◆ **Exercise description**
Convert every line of the listing below into a Markdown table with the columns Row and Entry, numbering the rows and skipping blank lines. Leave the pictures out of the table.

[Dataset records]

* * * * * * *

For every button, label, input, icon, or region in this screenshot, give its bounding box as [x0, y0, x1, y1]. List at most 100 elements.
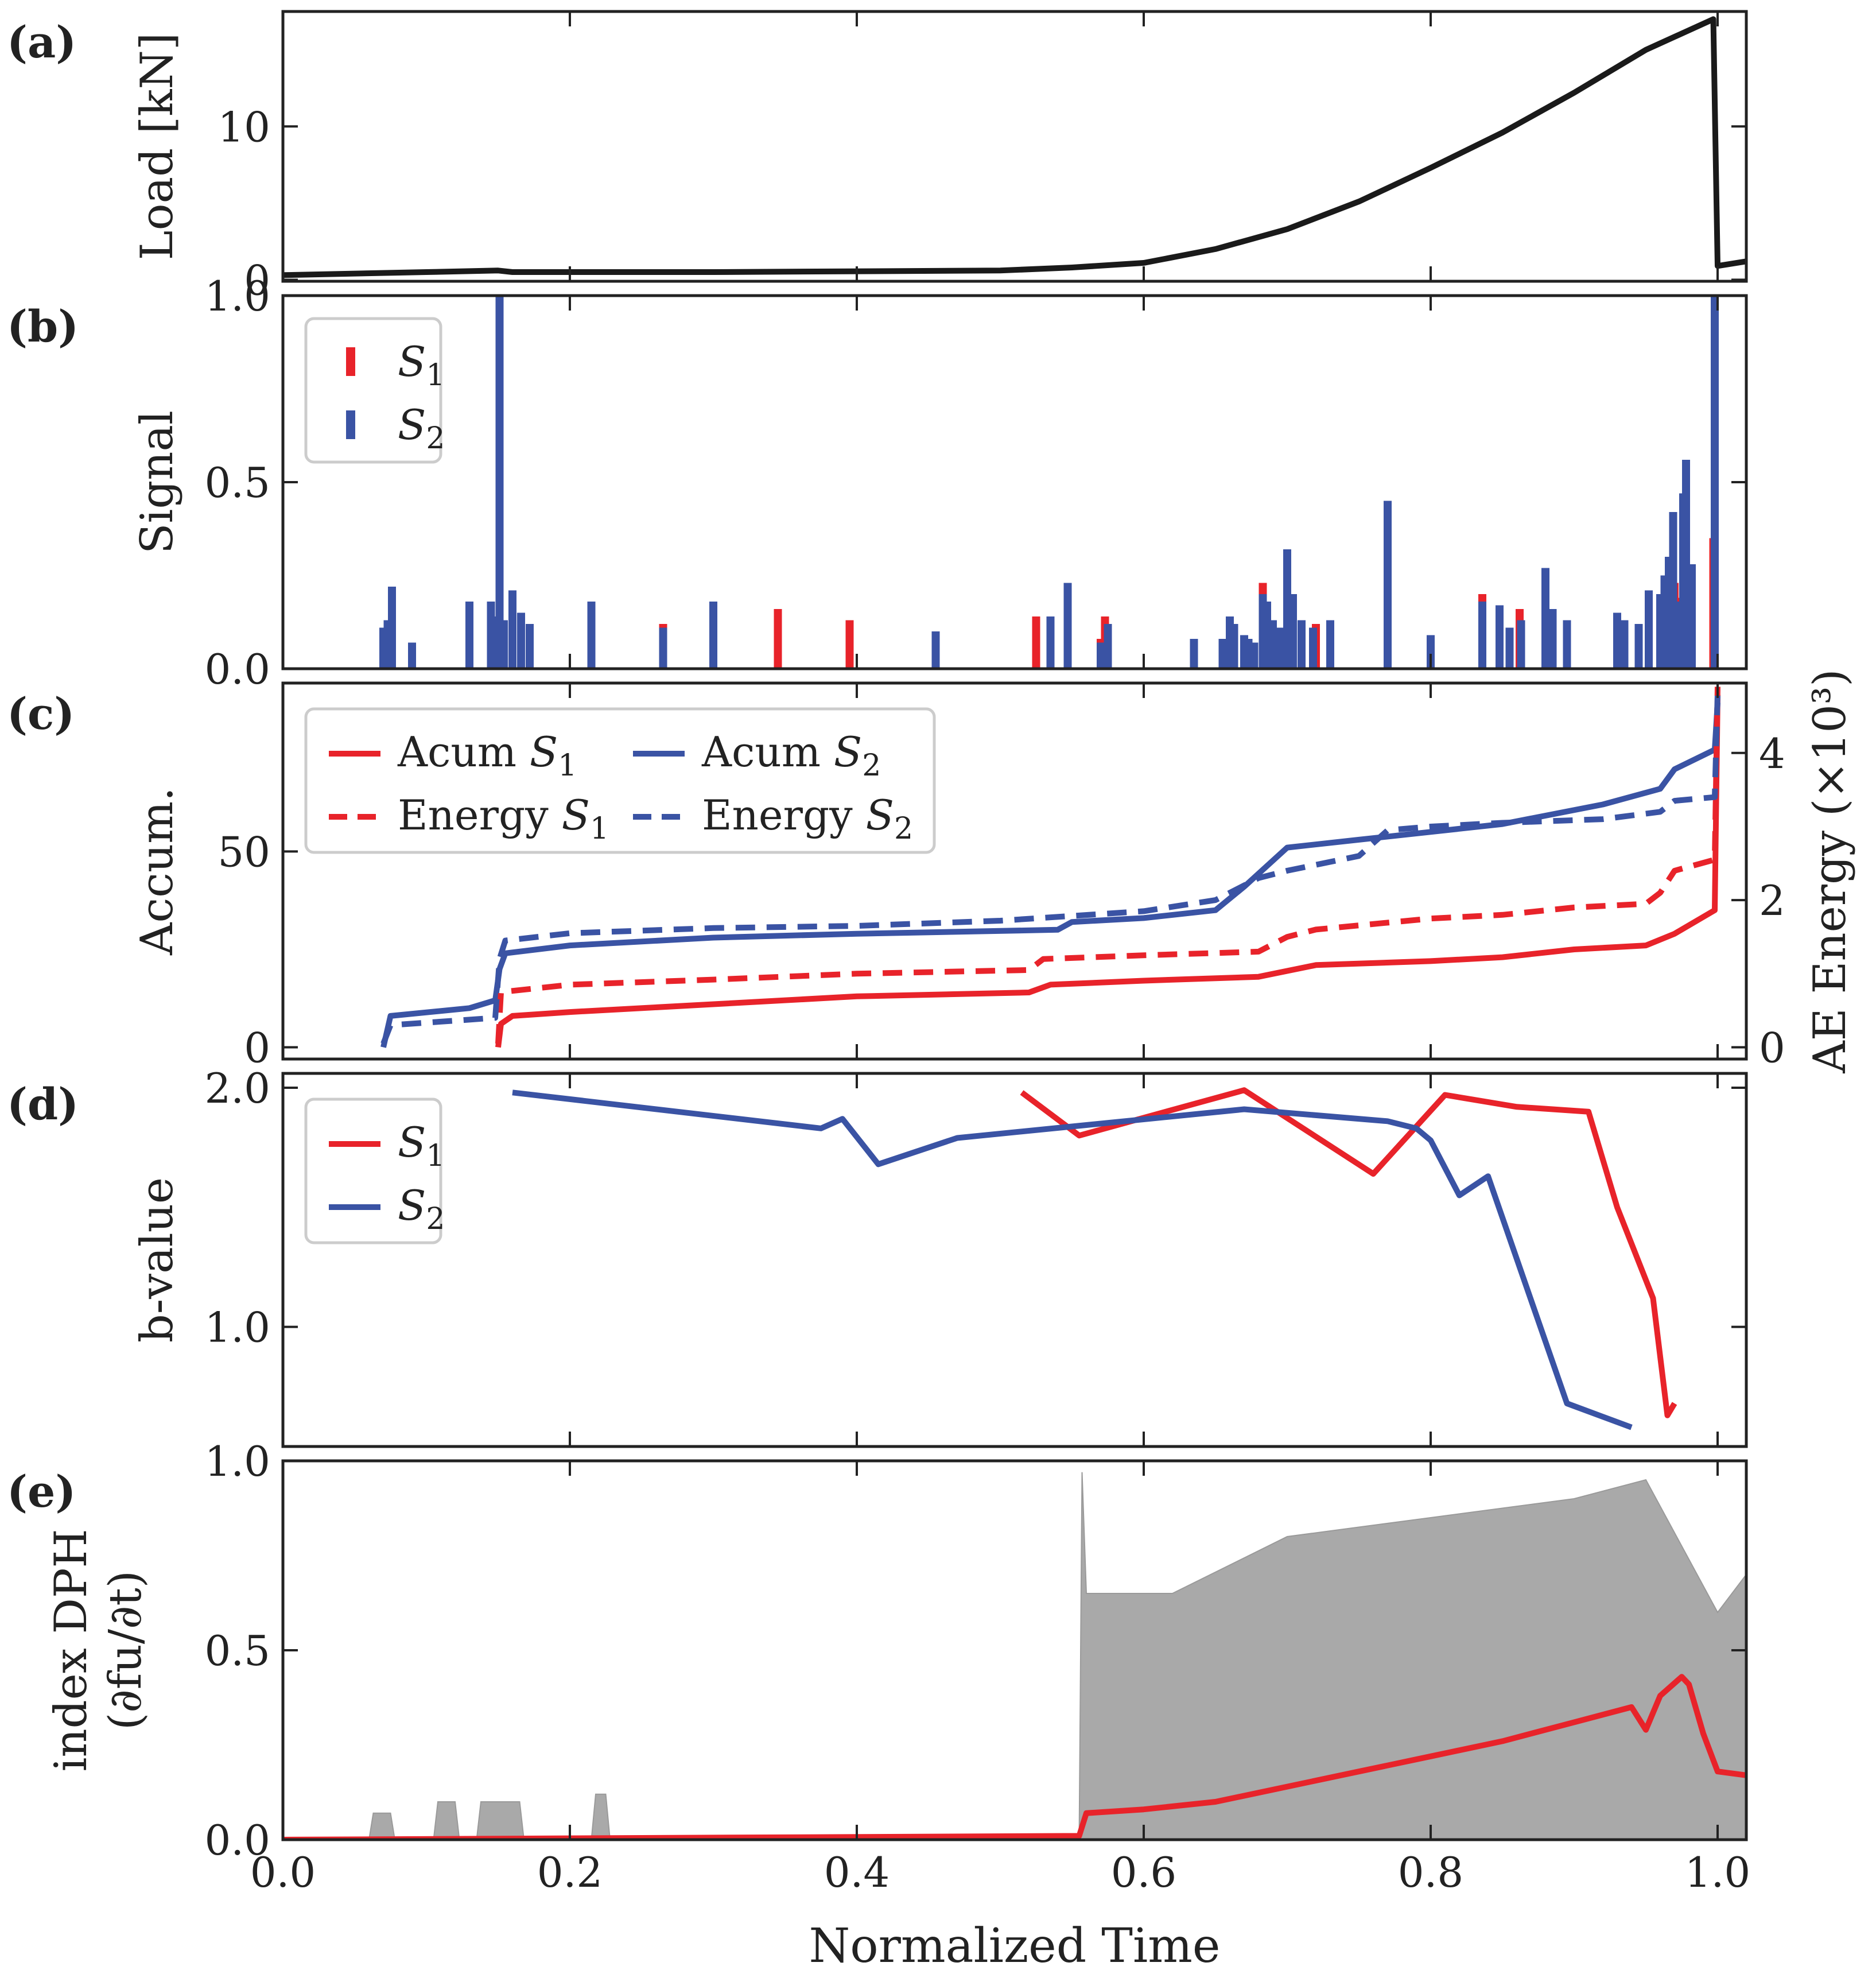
panel-label: (b) — [7, 301, 79, 352]
bar-s2 — [1097, 642, 1105, 669]
plot-frame — [281, 10, 1748, 283]
bar-s2 — [1541, 568, 1549, 669]
bar-s2 — [1250, 642, 1259, 669]
bar-s2 — [1563, 620, 1571, 669]
bar-s1 — [1032, 616, 1040, 669]
y-tick-label: 1.0 — [204, 272, 270, 320]
legend-label: S2 — [398, 401, 445, 456]
bar-s2 — [1688, 564, 1696, 669]
series-area — [283, 1472, 1746, 1840]
x-axis-label: Normalized Time — [809, 1919, 1221, 1973]
bar-s2 — [1711, 296, 1719, 669]
bar-s2 — [495, 296, 504, 669]
y-tick-label: 2.0 — [204, 1064, 270, 1112]
bar-s2 — [1384, 501, 1392, 669]
bar-s2 — [709, 602, 717, 669]
bar-s2 — [1613, 612, 1621, 669]
y2-tick-label: 2 — [1759, 877, 1785, 925]
bar-s2 — [1269, 620, 1277, 669]
bar-s2 — [1104, 624, 1112, 669]
bar-s2 — [1289, 594, 1297, 669]
plot-area — [283, 16, 1746, 278]
x-tick-label: 0.8 — [1398, 1848, 1464, 1897]
bar-s2 — [1046, 616, 1055, 669]
y2-tick-label: 4 — [1759, 730, 1785, 778]
bar-s2 — [408, 642, 416, 669]
bar-s2 — [500, 620, 508, 669]
plot-frame — [281, 1072, 1748, 1448]
legend: Acum S1 Energy S1 Acum S2 Energy S2 — [304, 707, 936, 854]
bar-s2 — [1620, 620, 1629, 669]
panel-label: (c) — [7, 688, 75, 739]
y2-axis-label: AE Energy (×10³) — [1804, 669, 1856, 1073]
bar-s2 — [587, 602, 596, 669]
bar-s2 — [1517, 620, 1525, 669]
x-tick-label: 0.6 — [1111, 1848, 1177, 1897]
y-axis-label: index DPH — [45, 1529, 97, 1771]
series-acum-s1 — [495, 695, 1720, 1048]
bar-s2 — [659, 627, 667, 669]
series-s1 — [1020, 1087, 1677, 1418]
legend-marker — [346, 347, 355, 376]
panel-c: 0 50 0 2 4 AE Energy (×10³) Accum. (c) Acum S1 En… — [7, 669, 1856, 1073]
y-tick-label: 0.0 — [204, 1816, 270, 1864]
bar-s2 — [526, 624, 534, 669]
y-axis-label: Load [kN] — [131, 33, 183, 260]
bar-s2 — [1326, 620, 1334, 669]
x-tick-label: 1.0 — [1685, 1848, 1751, 1897]
legend-label: Acum S1 — [397, 728, 577, 783]
y-tick-label: 1.0 — [204, 1437, 270, 1486]
bar-s2 — [1276, 627, 1284, 669]
series-s2 — [512, 1089, 1633, 1430]
legend-label: Energy S2 — [702, 791, 913, 846]
plot-frame — [281, 681, 1748, 1061]
bar-s2 — [1063, 583, 1072, 669]
bar-s2 — [1645, 590, 1653, 669]
legend-label: Acum S2 — [701, 728, 881, 783]
bar-s2 — [1478, 602, 1486, 669]
y-tick-label: 0 — [244, 1024, 270, 1072]
plot-area — [379, 296, 1719, 669]
y2-tick-label: 0 — [1759, 1023, 1785, 1072]
y-axis-label: Accum. — [131, 787, 183, 956]
bar-s2 — [465, 602, 473, 669]
panel-label: (d) — [7, 1079, 79, 1130]
legend-label: Energy S1 — [398, 791, 609, 846]
y-tick-label: 10 — [217, 103, 270, 151]
y-axis-label: b-value — [131, 1177, 183, 1343]
bar-s1 — [845, 620, 854, 669]
bar-s2 — [931, 631, 940, 669]
bar-s2 — [1548, 609, 1557, 669]
panel-label: (a) — [7, 17, 76, 68]
bar-s2 — [508, 590, 516, 669]
legend-box — [304, 707, 936, 854]
plot-area — [283, 1472, 1746, 1840]
y-axis-label-2: (∂fu/∂t) — [100, 1570, 152, 1730]
series-energy-s1 — [495, 687, 1720, 1044]
bar-s2 — [1190, 639, 1198, 669]
bar-s2 — [1309, 627, 1317, 669]
bar-s1 — [774, 609, 782, 669]
bar-s2 — [1298, 620, 1306, 669]
bar-s2 — [1427, 635, 1435, 669]
y-tick-label: 0.0 — [204, 645, 270, 693]
bar-s2 — [1496, 605, 1504, 669]
panel-a: 0 10 Load [kN] (a) — [7, 10, 1748, 304]
y-tick-label: 0 — [244, 256, 270, 304]
legend-label: S1 — [398, 338, 445, 393]
panel-e: 0.0 0.2 0.4 0.6 0.8 1.0 0.0 0.5 1.0 index DPH (∂fu… — [7, 1437, 1750, 1897]
bar-s2 — [1634, 624, 1643, 669]
x-tick-label: 0.4 — [824, 1848, 890, 1897]
x-tick-label: 0.2 — [537, 1848, 603, 1897]
bar-s2 — [388, 587, 396, 669]
plot-area — [380, 687, 1720, 1048]
x-tick-label: 0.0 — [250, 1848, 316, 1897]
bar-s2 — [1505, 627, 1514, 669]
legend-marker — [346, 410, 355, 439]
plot-area — [512, 1087, 1677, 1430]
legend-label: S1 — [398, 1118, 445, 1173]
y-tick-label: 0.5 — [204, 1627, 270, 1675]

* * * * * * *

◆ **Exercise response**
| Row | Entry |
|---|---|
| 1 | For every button, label, input, icon, or region in this screenshot, give its bounding box as [x0, y0, x1, y1]. List at most 100 elements. |
| 2 | panel-label: (b) — [7, 301, 79, 352] |
| 3 | bar-s2 — [1097, 642, 1105, 669] |
| 4 | plot-frame — [281, 10, 1748, 283] |
| 5 | bar-s2 — [1541, 568, 1549, 669] |
| 6 | bar-s2 — [1250, 642, 1259, 669] |
| 7 | bar-s2 — [1563, 620, 1571, 669] |
| 8 | bar-s1 — [1032, 616, 1040, 669] |
| 9 | y-tick-label: 1.0 — [204, 272, 270, 320] |
| 10 | legend-label: S2 — [398, 401, 445, 456] |
| 11 | bar-s2 — [1688, 564, 1696, 669] |
| 12 | series-area — [283, 1472, 1746, 1840] |
| 13 | x-axis-label: Normalized Time — [809, 1919, 1221, 1973] |
| 14 | bar-s2 — [1711, 296, 1719, 669] |
| 15 | bar-s2 — [495, 296, 504, 669] |
| 16 | y-tick-label: 2.0 — [204, 1064, 270, 1112] |
| 17 | bar-s2 — [1384, 501, 1392, 669] |
| 18 | bar-s2 — [709, 602, 717, 669] |
| 19 | bar-s2 — [1613, 612, 1621, 669] |
| 20 | y2-tick-label: 2 — [1759, 877, 1785, 925] |
| 21 | bar-s2 — [1269, 620, 1277, 669] |
| 22 | bar-s2 — [1104, 624, 1112, 669] |
| 23 | bar-s2 — [1289, 594, 1297, 669] |
| 24 | plot-area — [283, 16, 1746, 278] |
| 25 | x-tick-label: 0.8 — [1398, 1848, 1464, 1897] |
| 26 | bar-s2 — [1046, 616, 1055, 669] |
| 27 | y2-tick-label: 4 — [1759, 730, 1785, 778] |
| 28 | bar-s2 — [408, 642, 416, 669] |
| 29 | bar-s2 — [500, 620, 508, 669] |
| 30 | plot-frame — [281, 1072, 1748, 1448] |
| 31 | legend: Acum S1 Energy S1 Acum S2 Energy S2 — [304, 707, 936, 854] |
| 32 | bar-s2 — [1620, 620, 1629, 669] |
| 33 | panel-label: (c) — [7, 688, 75, 739] |
| 34 | y2-axis-label: AE Energy (×10³) — [1804, 669, 1856, 1073] |
| 35 | bar-s2 — [587, 602, 596, 669] |
| 36 | bar-s2 — [1517, 620, 1525, 669] |
| 37 | x-tick-label: 0.6 — [1111, 1848, 1177, 1897] |
| 38 | y-axis-label: index DPH — [45, 1529, 97, 1771] |
| 39 | series-acum-s1 — [495, 695, 1720, 1048] |
| 40 | bar-s2 — [659, 627, 667, 669] |
| 41 | series-s1 — [1020, 1087, 1677, 1418] |
| 42 | legend-marker — [346, 347, 355, 376] |
| 43 | panel-c: 0 50 0 2 4 AE Energy (×10³) Accum. (c) Acum S1 En… — [7, 669, 1856, 1073] |
| 44 | y-tick-label: 0.0 — [204, 1816, 270, 1864] |
| 45 | bar-s2 — [526, 624, 534, 669] |
| 46 | y-axis-label: Load [kN] — [131, 33, 183, 260] |
| 47 | bar-s2 — [1326, 620, 1334, 669] |
| 48 | x-tick-label: 1.0 — [1685, 1848, 1751, 1897] |
| 49 | legend-label: Acum S1 — [397, 728, 577, 783] |
| 50 | y-tick-label: 1.0 — [204, 1437, 270, 1486] |
| 51 | bar-s2 — [1276, 627, 1284, 669] |
| 52 | series-s2 — [512, 1089, 1633, 1430] |
| 53 | legend-label: Energy S2 — [702, 791, 913, 846] |
| 54 | plot-frame — [281, 681, 1748, 1061] |
| 55 | bar-s2 — [1063, 583, 1072, 669] |
| 56 | bar-s2 — [1645, 590, 1653, 669] |
| 57 | legend-label: Acum S2 — [701, 728, 881, 783] |
| 58 | bar-s2 — [1478, 602, 1486, 669] |
| 59 | y-tick-label: 0 — [244, 1024, 270, 1072] |
| 60 | plot-area — [379, 296, 1719, 669] |
| 61 | y2-tick-label: 0 — [1759, 1023, 1785, 1072] |
| 62 | y-axis-label: Accum. — [131, 787, 183, 956] |
| 63 | bar-s2 — [465, 602, 473, 669] |
| 64 | panel-label: (d) — [7, 1079, 79, 1130] |
| 65 | legend-label: Energy S1 — [398, 791, 609, 846] |
| 66 | y-tick-label: 10 — [217, 103, 270, 151] |
| 67 | y-axis-label: b-value — [131, 1177, 183, 1343] |
| 68 | bar-s1 — [845, 620, 854, 669] |
| 69 | bar-s2 — [931, 631, 940, 669] |
| 70 | bar-s2 — [1548, 609, 1557, 669] |
| 71 | panel-label: (a) — [7, 17, 76, 68] |
| 72 | bar-s2 — [508, 590, 516, 669] |
| 73 | legend-box — [304, 707, 936, 854] |
| 74 | plot-area — [283, 1472, 1746, 1840] |
| 75 | y-axis-label-2: (∂fu/∂t) — [100, 1570, 152, 1730] |
| 76 | series-energy-s1 — [495, 687, 1720, 1044] |
| 77 | bar-s2 — [1190, 639, 1198, 669] |
| 78 | bar-s2 — [1309, 627, 1317, 669] |
| 79 | bar-s1 — [774, 609, 782, 669] |
| 80 | bar-s2 — [1298, 620, 1306, 669] |
| 81 | bar-s2 — [1427, 635, 1435, 669] |
| 82 | y-tick-label: 0.0 — [204, 645, 270, 693] |
| 83 | bar-s2 — [1496, 605, 1504, 669] |
| 84 | panel-a: 0 10 Load [kN] (a) — [7, 10, 1748, 304] |
| 85 | y-tick-label: 0 — [244, 256, 270, 304] |
| 86 | legend-label: S1 — [398, 338, 445, 393] |
| 87 | panel-e: 0.0 0.2 0.4 0.6 0.8 1.0 0.0 0.5 1.0 index DPH (∂fu… — [7, 1437, 1750, 1897] |
| 88 | bar-s2 — [1634, 624, 1643, 669] |
| 89 | x-tick-label: 0.4 — [824, 1848, 890, 1897] |
| 90 | x-tick-label: 0.2 — [537, 1848, 603, 1897] |
| 91 | bar-s2 — [388, 587, 396, 669] |
| 92 | plot-area — [380, 687, 1720, 1048] |
| 93 | x-tick-label: 0.0 — [250, 1848, 316, 1897] |
| 94 | bar-s2 — [1505, 627, 1514, 669] |
| 95 | legend-marker — [346, 410, 355, 439] |
| 96 | plot-area — [512, 1087, 1677, 1430] |
| 97 | legend-label: S1 — [398, 1118, 445, 1173] |
| 98 | y-tick-label: 0.5 — [204, 1627, 270, 1675] |